§ **WRITTEN TASK**:
Output the lines below as a Markdown table with the columns Row and Line, numbering each row and leaving out blank lines.
........
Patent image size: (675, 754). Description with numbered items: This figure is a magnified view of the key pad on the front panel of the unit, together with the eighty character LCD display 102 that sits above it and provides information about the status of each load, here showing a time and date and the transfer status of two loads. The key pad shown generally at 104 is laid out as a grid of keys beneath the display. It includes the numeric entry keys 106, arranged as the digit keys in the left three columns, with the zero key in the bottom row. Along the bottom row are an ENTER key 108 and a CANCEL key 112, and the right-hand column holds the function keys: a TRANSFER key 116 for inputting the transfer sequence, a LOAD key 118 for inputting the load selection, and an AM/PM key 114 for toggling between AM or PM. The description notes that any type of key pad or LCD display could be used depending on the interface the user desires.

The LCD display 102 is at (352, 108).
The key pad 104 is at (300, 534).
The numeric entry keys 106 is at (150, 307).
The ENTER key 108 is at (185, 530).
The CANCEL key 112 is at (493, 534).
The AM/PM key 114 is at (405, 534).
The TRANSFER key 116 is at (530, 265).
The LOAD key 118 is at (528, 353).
........
§ **FULL OUTPUT**:
| Row | Line |
|---|---|
| 1 | Patent image size: (675, 754). Description with numbered items: This figure is a magnified view of the key pad on the front panel of the unit, together with the eighty character LCD display 102 that sits above it and provides information about the status of each load, here showing a time and date and the transfer status of two loads. The key pad shown generally at 104 is laid out as a grid of keys beneath the display. It includes the numeric entry keys 106, arranged as the digit keys in the left three columns, with the zero key in the bottom row. Along the bottom row are an ENTER key 108 and a CANCEL key 112, and the right-hand column holds the function keys: a TRANSFER key 116 for inputting the transfer sequence, a LOAD key 118 for inputting the load selection, and an AM/PM key 114 for toggling between AM or PM. The description notes that any type of key pad or LCD display could be used depending on the interface the user desires. |
| 2 | The LCD display 102 is at (352, 108). |
| 3 | The key pad 104 is at (300, 534). |
| 4 | The numeric entry keys 106 is at (150, 307). |
| 5 | The ENTER key 108 is at (185, 530). |
| 6 | The CANCEL key 112 is at (493, 534). |
| 7 | The AM/PM key 114 is at (405, 534). |
| 8 | The TRANSFER key 116 is at (530, 265). |
| 9 | The LOAD key 118 is at (528, 353). |